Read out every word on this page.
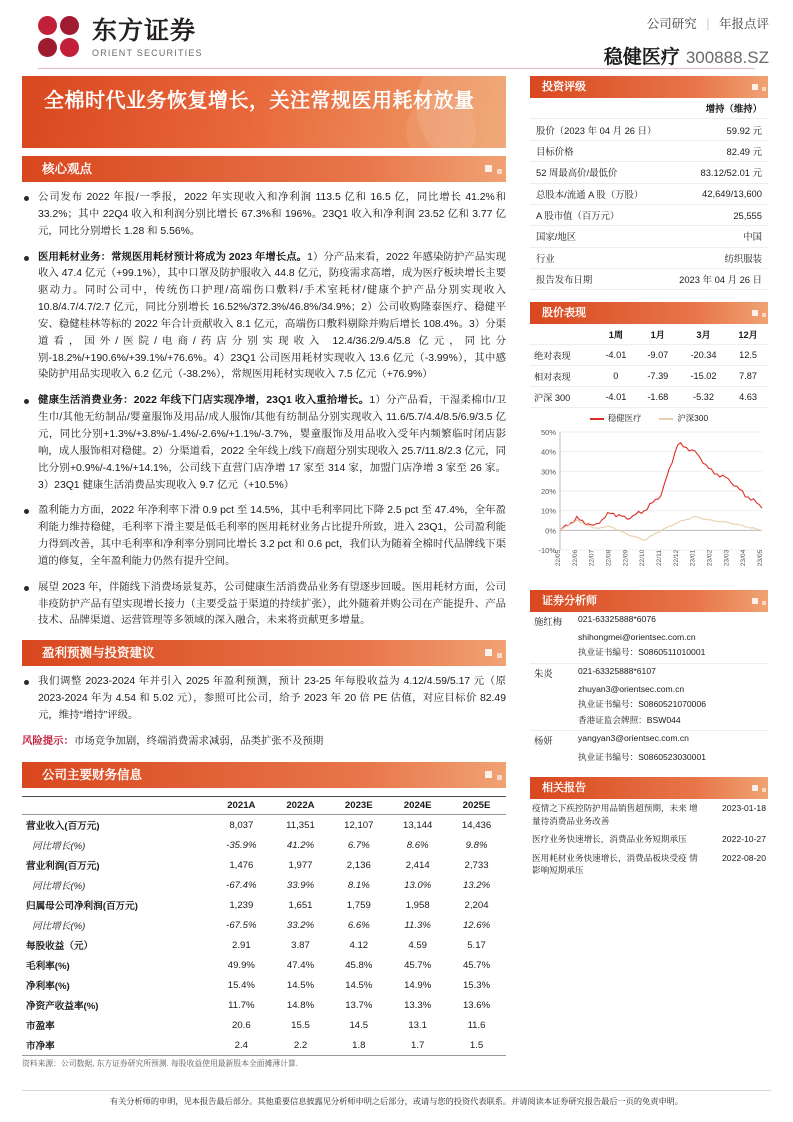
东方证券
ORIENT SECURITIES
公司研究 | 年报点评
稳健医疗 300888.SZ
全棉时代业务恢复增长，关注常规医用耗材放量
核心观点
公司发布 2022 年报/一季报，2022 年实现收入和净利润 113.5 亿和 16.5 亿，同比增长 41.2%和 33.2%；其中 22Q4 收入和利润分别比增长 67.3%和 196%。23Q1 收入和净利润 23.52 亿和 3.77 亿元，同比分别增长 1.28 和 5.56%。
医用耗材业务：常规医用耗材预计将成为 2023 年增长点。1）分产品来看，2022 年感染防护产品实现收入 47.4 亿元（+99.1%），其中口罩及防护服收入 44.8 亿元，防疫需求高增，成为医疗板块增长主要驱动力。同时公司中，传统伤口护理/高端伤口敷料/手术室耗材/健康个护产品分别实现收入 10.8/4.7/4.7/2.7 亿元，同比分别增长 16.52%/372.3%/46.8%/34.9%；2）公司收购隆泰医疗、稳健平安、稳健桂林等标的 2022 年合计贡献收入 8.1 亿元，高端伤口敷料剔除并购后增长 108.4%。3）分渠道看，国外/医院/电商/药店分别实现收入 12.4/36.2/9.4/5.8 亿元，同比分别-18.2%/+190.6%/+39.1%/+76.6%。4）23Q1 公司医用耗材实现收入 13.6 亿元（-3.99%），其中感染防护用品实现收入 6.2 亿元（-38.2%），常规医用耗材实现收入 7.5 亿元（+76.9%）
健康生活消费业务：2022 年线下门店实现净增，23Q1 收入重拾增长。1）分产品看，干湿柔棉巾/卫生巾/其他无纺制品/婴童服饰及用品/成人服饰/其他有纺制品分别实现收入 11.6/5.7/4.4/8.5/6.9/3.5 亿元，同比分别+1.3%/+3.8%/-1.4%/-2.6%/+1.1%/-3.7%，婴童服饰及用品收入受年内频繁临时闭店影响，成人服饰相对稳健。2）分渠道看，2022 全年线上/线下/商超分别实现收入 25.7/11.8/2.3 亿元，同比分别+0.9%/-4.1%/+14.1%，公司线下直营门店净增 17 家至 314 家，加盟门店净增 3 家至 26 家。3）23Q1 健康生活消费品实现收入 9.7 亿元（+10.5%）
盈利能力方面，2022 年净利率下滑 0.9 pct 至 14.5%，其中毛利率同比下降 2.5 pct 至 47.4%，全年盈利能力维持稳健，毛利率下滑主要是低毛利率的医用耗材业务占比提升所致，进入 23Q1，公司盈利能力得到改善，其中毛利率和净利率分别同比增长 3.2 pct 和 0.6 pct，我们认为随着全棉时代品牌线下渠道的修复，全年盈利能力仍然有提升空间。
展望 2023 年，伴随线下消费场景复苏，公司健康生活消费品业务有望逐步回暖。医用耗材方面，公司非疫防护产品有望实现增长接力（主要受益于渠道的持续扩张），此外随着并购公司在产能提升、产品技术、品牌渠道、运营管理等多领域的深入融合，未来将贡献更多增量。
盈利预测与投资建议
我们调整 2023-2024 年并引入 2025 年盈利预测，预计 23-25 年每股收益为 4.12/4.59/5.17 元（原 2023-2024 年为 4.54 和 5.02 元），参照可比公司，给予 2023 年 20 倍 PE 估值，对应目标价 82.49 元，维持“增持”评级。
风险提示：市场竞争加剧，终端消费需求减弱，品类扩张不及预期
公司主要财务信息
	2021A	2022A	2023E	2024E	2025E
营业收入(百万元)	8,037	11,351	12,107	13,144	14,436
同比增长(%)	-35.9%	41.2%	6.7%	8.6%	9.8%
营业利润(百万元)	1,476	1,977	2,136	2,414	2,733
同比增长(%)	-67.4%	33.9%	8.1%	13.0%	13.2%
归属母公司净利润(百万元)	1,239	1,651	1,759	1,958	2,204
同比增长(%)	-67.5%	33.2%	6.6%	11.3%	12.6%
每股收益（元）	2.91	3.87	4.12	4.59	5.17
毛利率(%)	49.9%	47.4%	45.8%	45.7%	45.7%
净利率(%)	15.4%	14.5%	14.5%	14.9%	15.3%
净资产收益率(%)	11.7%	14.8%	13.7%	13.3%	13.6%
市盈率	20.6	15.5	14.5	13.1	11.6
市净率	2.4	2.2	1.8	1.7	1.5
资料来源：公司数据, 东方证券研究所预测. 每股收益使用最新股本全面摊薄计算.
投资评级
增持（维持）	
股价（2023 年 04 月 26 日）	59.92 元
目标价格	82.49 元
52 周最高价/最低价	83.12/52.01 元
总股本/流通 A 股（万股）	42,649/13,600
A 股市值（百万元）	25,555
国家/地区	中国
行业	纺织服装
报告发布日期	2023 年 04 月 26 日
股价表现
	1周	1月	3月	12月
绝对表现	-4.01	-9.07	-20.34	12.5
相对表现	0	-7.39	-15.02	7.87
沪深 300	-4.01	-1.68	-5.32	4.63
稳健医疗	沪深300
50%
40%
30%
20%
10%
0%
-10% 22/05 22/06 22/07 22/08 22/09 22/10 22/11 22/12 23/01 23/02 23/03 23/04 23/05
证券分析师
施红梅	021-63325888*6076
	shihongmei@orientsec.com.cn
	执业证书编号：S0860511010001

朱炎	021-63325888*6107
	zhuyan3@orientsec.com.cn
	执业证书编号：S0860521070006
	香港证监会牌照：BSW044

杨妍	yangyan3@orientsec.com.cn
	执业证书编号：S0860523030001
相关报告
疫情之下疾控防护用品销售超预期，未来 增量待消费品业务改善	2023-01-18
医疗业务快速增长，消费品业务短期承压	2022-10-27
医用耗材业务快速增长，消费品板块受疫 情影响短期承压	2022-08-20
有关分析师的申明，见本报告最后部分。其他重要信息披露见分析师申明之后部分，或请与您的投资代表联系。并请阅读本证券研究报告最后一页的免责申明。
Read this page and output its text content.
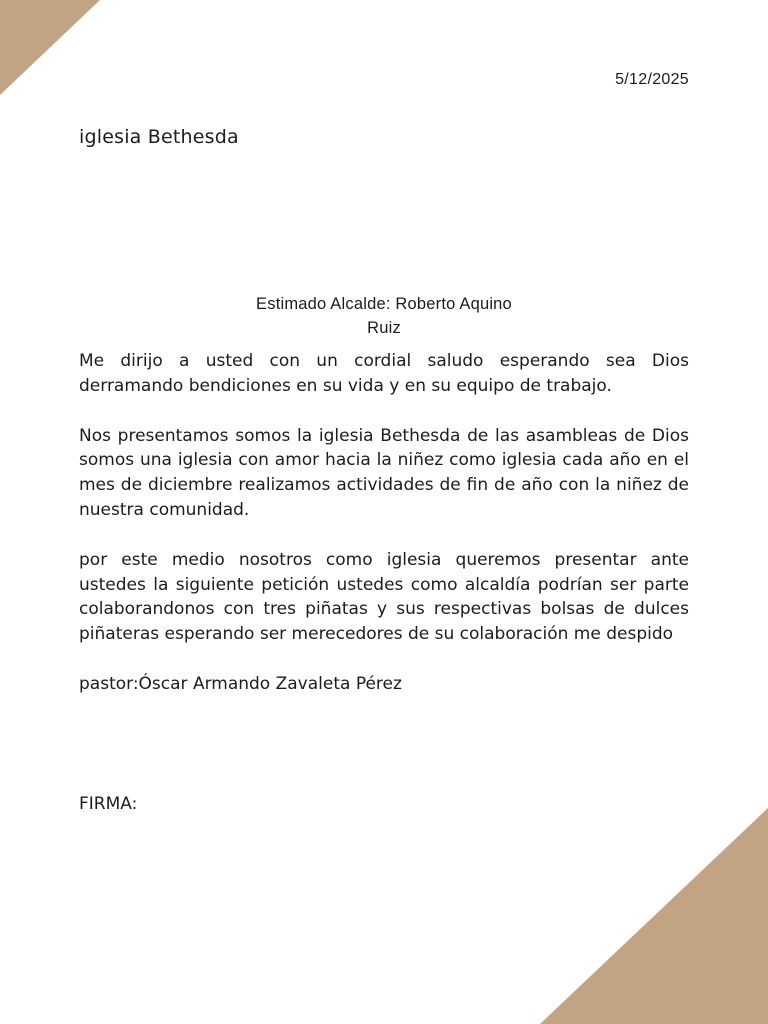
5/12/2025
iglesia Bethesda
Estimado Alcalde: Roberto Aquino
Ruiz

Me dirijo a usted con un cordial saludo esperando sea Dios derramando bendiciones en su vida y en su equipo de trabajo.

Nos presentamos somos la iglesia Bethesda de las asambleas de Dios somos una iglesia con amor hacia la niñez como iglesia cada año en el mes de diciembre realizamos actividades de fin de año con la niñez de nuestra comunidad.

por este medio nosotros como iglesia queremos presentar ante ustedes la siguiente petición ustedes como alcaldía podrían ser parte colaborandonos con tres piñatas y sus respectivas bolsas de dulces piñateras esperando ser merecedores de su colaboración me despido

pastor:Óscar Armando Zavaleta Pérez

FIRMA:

● ● ●

▸ Task requirements: Omit any images, then output the listing exactly.

▸ Written answer:
Read out every word on this page.
东方证券
ORIENT SECURITIES
公司研究 | 年报点评
稳健医疗 300888.SZ
全棉时代业务恢复增长，关注常规医用耗材放量
核心观点
公司发布 2022 年报/一季报，2022 年实现收入和净利润 113.5 亿和 16.5 亿，同比增长 41.2%和 33.2%；其中 22Q4 收入和利润分别比增长 67.3%和 196%。23Q1 收入和净利润 23.52 亿和 3.77 亿元，同比分别增长 1.28 和 5.56%。
医用耗材业务：常规医用耗材预计将成为 2023 年增长点。1）分产品来看，2022 年感染防护产品实现收入 47.4 亿元（+99.1%），其中口罩及防护服收入 44.8 亿元，防疫需求高增，成为医疗板块增长主要驱动力。同时公司中，传统伤口护理/高端伤口敷料/手术室耗材/健康个护产品分别实现收入 10.8/4.7/4.7/2.7 亿元，同比分别增长 16.52%/372.3%/46.8%/34.9%；2）公司收购隆泰医疗、稳健平安、稳健桂林等标的 2022 年合计贡献收入 8.1 亿元，高端伤口敷料剔除并购后增长 108.4%。3）分渠道看，国外/医院/电商/药店分别实现收入 12.4/36.2/9.4/5.8 亿元，同比分别-18.2%/+190.6%/+39.1%/+76.6%。4）23Q1 公司医用耗材实现收入 13.6 亿元（-3.99%），其中感染防护用品实现收入 6.2 亿元（-38.2%），常规医用耗材实现收入 7.5 亿元（+76.9%）
健康生活消费业务：2022 年线下门店实现净增，23Q1 收入重拾增长。1）分产品看，干湿柔棉巾/卫生巾/其他无纺制品/婴童服饰及用品/成人服饰/其他有纺制品分别实现收入 11.6/5.7/4.4/8.5/6.9/3.5 亿元，同比分别+1.3%/+3.8%/-1.4%/-2.6%/+1.1%/-3.7%，婴童服饰及用品收入受年内频繁临时闭店影响，成人服饰相对稳健。2）分渠道看，2022 全年线上/线下/商超分别实现收入 25.7/11.8/2.3 亿元，同比分别+0.9%/-4.1%/+14.1%，公司线下直营门店净增 17 家至 314 家，加盟门店净增 3 家至 26 家。3）23Q1 健康生活消费品实现收入 9.7 亿元（+10.5%）
盈利能力方面，2022 年净利率下滑 0.9 pct 至 14.5%，其中毛利率同比下降 2.5 pct 至 47.4%，全年盈利能力维持稳健，毛利率下滑主要是低毛利率的医用耗材业务占比提升所致，进入 23Q1，公司盈利能力得到改善，其中毛利率和净利率分别同比增长 3.2 pct 和 0.6 pct，我们认为随着全棉时代品牌线下渠道的修复，全年盈利能力仍然有提升空间。
展望 2023 年，伴随线下消费场景复苏，公司健康生活消费品业务有望逐步回暖。医用耗材方面，公司非疫防护产品有望实现增长接力（主要受益于渠道的持续扩张），此外随着并购公司在产能提升、产品技术、品牌渠道、运营管理等多领域的深入融合，未来将贡献更多增量。
盈利预测与投资建议
我们调整 2023-2024 年并引入 2025 年盈利预测，预计 23-25 年每股收益为 4.12/4.59/5.17 元（原 2023-2024 年为 4.54 和 5.02 元），参照可比公司，给予 2023 年 20 倍 PE 估值，对应目标价 82.49 元，维持“增持”评级。
风险提示：市场竞争加剧，终端消费需求减弱，品类扩张不及预期
公司主要财务信息
	2021A	2022A	2023E	2024E	2025E
营业收入(百万元)	8,037	11,351	12,107	13,144	14,436
同比增长(%)	-35.9%	41.2%	6.7%	8.6%	9.8%
营业利润(百万元)	1,476	1,977	2,136	2,414	2,733
同比增长(%)	-67.4%	33.9%	8.1%	13.0%	13.2%
归属母公司净利润(百万元)	1,239	1,651	1,759	1,958	2,204
同比增长(%)	-67.5%	33.2%	6.6%	11.3%	12.6%
每股收益（元）	2.91	3.87	4.12	4.59	5.17
毛利率(%)	49.9%	47.4%	45.8%	45.7%	45.7%
净利率(%)	15.4%	14.5%	14.5%	14.9%	15.3%
净资产收益率(%)	11.7%	14.8%	13.7%	13.3%	13.6%
市盈率	20.6	15.5	14.5	13.1	11.6
市净率	2.4	2.2	1.8	1.7	1.5
资料来源：公司数据, 东方证券研究所预测. 每股收益使用最新股本全面摊薄计算.
投资评级
增持（维持）	
股价（2023 年 04 月 26 日）	59.92 元
目标价格	82.49 元
52 周最高价/最低价	83.12/52.01 元
总股本/流通 A 股（万股）	42,649/13,600
A 股市值（百万元）	25,555
国家/地区	中国
行业	纺织服装
报告发布日期	2023 年 04 月 26 日
股价表现
	1周	1月	3月	12月
绝对表现	-4.01	-9.07	-20.34	12.5
相对表现	0	-7.39	-15.02	7.87
沪深 300	-4.01	-1.68	-5.32	4.63
稳健医疗	沪深300
50%
40%
30%
20%
10%
0%
-10% 22/05 22/06 22/07 22/08 22/09 22/10 22/11 22/12 23/01 23/02 23/03 23/04 23/05
证券分析师
施红梅	021-63325888*6076
	shihongmei@orientsec.com.cn
	执业证书编号：S0860511010001

朱炎	021-63325888*6107
	zhuyan3@orientsec.com.cn
	执业证书编号：S0860521070006
	香港证监会牌照：BSW044

杨妍	yangyan3@orientsec.com.cn
	执业证书编号：S0860523030001
相关报告
疫情之下疾控防护用品销售超预期，未来 增量待消费品业务改善	2023-01-18
医疗业务快速增长，消费品业务短期承压	2022-10-27
医用耗材业务快速增长，消费品板块受疫 情影响短期承压	2022-08-20
有关分析师的申明，见本报告最后部分。其他重要信息披露见分析师申明之后部分，或请与您的投资代表联系。并请阅读本证券研究报告最后一页的免责申明。
Read this page and output its text content.
5/12/2025
iglesia Bethesda
Estimado Alcalde: Roberto Aquino
Ruiz

Me dirijo a usted con un cordial saludo esperando sea Dios derramando bendiciones en su vida y en su equipo de trabajo.

Nos presentamos somos la iglesia Bethesda de las asambleas de Dios somos una iglesia con amor hacia la niñez como iglesia cada año en el mes de diciembre realizamos actividades de fin de año con la niñez de nuestra comunidad.

por este medio nosotros como iglesia queremos presentar ante ustedes la siguiente petición ustedes como alcaldía podrían ser parte colaborandonos con tres piñatas y sus respectivas bolsas de dulces piñateras esperando ser merecedores de su colaboración me despido

pastor:Óscar Armando Zavaleta Pérez

FIRMA:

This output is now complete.